#### WHAT THE EXERCISE ASKS
Quote the data below in full, please, without altering anything.

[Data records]

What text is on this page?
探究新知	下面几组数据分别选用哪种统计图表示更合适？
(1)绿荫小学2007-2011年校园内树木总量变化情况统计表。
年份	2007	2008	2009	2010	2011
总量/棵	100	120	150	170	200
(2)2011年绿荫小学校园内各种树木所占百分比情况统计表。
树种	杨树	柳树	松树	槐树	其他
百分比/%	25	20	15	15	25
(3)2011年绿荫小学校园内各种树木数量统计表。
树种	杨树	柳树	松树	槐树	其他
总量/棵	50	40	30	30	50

#### SOLVED EXERCISE
What text is on this page?
探究新知	下面几组数据分别选用哪种统计图表示更合适？
(1)绿荫小学2007-2011年校园内树木总量变化情况统计表。
年份	2007	2008	2009	2010	2011
总量/棵	100	120	150	170	200
(2)2011年绿荫小学校园内各种树木所占百分比情况统计表。
树种	杨树	柳树	松树	槐树	其他
百分比/%	25	20	15	15	25
(3)2011年绿荫小学校园内各种树木数量统计表。
树种	杨树	柳树	松树	槐树	其他
总量/棵	50	40	30	30	50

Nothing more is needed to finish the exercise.